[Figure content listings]
-- -- --

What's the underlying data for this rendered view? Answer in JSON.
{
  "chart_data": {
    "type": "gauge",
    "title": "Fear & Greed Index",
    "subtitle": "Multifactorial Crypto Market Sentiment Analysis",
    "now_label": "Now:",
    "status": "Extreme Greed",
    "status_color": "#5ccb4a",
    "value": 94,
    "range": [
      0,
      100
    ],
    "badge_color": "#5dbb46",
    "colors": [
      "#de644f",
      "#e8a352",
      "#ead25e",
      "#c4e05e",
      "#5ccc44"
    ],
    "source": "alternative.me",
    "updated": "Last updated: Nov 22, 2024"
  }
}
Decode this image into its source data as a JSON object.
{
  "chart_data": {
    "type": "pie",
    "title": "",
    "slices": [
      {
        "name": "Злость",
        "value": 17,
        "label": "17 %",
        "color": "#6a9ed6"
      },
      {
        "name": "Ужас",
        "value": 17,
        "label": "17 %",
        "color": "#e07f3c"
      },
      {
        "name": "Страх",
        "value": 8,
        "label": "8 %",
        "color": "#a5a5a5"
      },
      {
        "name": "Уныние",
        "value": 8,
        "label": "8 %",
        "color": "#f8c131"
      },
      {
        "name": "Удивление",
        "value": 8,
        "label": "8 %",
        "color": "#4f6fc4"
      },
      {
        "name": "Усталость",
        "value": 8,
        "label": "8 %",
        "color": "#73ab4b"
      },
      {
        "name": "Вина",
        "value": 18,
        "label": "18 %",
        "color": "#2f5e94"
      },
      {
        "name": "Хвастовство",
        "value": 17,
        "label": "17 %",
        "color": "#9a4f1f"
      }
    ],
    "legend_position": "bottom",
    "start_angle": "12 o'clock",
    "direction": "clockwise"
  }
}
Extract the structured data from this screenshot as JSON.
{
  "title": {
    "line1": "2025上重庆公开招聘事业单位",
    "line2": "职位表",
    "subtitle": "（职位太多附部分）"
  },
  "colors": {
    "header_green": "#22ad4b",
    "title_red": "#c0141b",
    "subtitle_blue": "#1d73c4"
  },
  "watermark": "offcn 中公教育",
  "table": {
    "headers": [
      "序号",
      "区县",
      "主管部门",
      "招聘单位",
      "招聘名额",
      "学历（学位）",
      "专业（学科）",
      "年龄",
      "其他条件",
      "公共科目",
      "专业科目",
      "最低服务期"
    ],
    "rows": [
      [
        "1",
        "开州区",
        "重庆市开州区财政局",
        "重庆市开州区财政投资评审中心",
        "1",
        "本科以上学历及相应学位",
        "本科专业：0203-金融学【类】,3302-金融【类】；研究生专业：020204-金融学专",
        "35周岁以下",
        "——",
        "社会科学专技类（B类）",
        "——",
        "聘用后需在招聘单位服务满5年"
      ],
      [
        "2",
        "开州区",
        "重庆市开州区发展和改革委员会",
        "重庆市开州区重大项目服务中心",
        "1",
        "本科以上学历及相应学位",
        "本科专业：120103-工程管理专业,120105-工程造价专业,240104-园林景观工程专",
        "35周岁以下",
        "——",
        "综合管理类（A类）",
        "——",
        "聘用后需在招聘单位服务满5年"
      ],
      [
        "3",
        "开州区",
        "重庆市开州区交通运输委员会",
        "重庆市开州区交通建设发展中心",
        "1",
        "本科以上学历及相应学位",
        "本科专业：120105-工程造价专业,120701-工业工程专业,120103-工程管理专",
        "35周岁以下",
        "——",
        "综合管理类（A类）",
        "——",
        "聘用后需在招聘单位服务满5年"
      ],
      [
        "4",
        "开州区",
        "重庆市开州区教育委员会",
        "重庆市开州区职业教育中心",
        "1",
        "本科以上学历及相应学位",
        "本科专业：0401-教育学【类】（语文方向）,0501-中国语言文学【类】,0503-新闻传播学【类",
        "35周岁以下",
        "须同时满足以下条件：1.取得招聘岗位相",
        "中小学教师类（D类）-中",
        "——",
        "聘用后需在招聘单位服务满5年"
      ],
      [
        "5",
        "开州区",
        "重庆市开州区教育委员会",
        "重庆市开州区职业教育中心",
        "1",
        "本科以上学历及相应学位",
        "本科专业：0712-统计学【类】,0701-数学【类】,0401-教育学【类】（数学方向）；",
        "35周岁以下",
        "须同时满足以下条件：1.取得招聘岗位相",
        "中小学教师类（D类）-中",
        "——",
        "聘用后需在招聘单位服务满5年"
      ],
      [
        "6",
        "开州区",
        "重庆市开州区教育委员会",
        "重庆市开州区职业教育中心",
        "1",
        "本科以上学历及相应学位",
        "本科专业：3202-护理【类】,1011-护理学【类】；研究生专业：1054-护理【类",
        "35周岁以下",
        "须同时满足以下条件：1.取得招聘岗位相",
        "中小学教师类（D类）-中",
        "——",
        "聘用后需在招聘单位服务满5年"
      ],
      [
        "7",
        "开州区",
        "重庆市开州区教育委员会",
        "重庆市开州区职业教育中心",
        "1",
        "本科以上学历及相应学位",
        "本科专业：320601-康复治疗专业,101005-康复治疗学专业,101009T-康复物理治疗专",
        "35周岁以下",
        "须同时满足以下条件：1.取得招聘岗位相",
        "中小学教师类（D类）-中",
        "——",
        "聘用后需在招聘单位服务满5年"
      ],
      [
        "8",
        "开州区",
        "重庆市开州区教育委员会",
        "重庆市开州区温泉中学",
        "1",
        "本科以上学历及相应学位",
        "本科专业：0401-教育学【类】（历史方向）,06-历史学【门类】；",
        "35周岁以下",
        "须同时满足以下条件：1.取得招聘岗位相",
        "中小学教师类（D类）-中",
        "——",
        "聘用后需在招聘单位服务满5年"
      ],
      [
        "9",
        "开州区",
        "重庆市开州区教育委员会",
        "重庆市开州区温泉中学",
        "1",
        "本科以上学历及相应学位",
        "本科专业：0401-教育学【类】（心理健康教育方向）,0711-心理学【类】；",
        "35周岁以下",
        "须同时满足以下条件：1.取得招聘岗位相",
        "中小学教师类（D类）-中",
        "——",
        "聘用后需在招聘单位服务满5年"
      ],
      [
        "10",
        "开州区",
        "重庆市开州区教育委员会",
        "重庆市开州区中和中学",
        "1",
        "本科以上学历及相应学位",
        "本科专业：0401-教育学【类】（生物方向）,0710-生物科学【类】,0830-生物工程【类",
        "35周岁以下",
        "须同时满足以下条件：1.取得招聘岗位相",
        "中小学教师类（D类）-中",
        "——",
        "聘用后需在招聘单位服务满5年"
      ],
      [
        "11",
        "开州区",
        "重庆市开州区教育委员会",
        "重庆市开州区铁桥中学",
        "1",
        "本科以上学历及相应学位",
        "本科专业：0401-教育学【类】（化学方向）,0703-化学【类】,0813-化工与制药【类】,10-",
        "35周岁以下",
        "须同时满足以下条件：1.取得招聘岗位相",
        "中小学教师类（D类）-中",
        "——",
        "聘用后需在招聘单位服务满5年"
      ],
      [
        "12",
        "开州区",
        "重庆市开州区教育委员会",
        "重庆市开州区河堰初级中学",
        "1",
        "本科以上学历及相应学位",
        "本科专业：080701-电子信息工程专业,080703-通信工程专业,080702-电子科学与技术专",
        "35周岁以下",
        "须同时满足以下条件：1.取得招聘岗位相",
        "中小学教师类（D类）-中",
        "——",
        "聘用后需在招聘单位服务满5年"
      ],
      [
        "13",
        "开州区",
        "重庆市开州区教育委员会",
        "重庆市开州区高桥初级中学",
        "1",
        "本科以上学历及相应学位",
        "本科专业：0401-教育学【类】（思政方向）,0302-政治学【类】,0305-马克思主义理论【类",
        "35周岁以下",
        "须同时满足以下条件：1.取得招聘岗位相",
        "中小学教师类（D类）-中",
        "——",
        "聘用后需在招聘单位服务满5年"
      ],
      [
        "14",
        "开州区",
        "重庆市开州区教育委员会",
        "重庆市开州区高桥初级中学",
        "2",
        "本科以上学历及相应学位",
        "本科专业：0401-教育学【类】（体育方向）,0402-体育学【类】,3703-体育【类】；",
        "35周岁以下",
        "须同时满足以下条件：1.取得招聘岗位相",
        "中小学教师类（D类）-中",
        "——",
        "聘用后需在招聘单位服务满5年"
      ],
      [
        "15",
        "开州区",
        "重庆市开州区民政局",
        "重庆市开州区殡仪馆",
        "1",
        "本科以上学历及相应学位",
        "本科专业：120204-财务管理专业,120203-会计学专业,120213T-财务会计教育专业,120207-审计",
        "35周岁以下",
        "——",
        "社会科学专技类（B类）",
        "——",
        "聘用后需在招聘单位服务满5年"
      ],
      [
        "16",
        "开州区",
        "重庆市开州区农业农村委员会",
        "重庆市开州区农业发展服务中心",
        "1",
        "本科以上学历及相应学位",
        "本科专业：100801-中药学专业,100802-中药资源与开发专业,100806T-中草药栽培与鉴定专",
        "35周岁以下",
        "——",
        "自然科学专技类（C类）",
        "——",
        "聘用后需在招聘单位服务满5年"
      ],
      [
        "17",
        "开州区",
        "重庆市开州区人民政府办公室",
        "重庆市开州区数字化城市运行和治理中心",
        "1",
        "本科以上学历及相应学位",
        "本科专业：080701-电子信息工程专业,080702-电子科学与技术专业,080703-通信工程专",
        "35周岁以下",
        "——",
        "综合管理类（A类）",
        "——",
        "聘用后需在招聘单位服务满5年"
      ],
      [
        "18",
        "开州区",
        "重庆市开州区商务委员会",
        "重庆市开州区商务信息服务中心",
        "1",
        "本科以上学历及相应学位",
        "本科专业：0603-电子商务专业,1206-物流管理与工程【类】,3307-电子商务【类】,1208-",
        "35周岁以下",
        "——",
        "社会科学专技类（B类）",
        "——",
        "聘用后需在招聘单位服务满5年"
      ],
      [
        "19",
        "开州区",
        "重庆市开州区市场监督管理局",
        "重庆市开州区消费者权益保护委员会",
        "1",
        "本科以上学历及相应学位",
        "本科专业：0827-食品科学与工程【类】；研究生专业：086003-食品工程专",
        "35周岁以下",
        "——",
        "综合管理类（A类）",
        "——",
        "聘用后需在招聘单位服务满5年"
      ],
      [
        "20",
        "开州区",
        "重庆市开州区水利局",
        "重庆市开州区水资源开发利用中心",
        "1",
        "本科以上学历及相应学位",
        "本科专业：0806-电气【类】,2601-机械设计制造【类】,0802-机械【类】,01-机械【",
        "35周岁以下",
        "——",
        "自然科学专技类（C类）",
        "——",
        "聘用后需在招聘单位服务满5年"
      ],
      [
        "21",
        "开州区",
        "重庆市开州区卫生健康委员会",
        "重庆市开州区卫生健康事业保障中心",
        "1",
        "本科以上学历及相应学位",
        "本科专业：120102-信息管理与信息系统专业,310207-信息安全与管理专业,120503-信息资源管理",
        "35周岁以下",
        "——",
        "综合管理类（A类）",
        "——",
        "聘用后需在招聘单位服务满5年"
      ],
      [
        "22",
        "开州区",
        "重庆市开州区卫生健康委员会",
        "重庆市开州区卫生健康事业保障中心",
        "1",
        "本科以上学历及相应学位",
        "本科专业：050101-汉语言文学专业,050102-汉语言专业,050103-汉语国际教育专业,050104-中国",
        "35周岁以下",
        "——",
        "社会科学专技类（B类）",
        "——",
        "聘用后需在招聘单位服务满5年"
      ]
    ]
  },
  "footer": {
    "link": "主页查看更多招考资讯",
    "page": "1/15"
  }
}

-- -- --

= Task goal =
Copy each line of the records containing the string "工程造价专业".

= The response =
        "本科专业：120103-工程管理专业,120105-工程造价专业,240104-园林景观工程专",
        "本科专业：120105-工程造价专业,120701-工业工程专业,120103-工程管理专",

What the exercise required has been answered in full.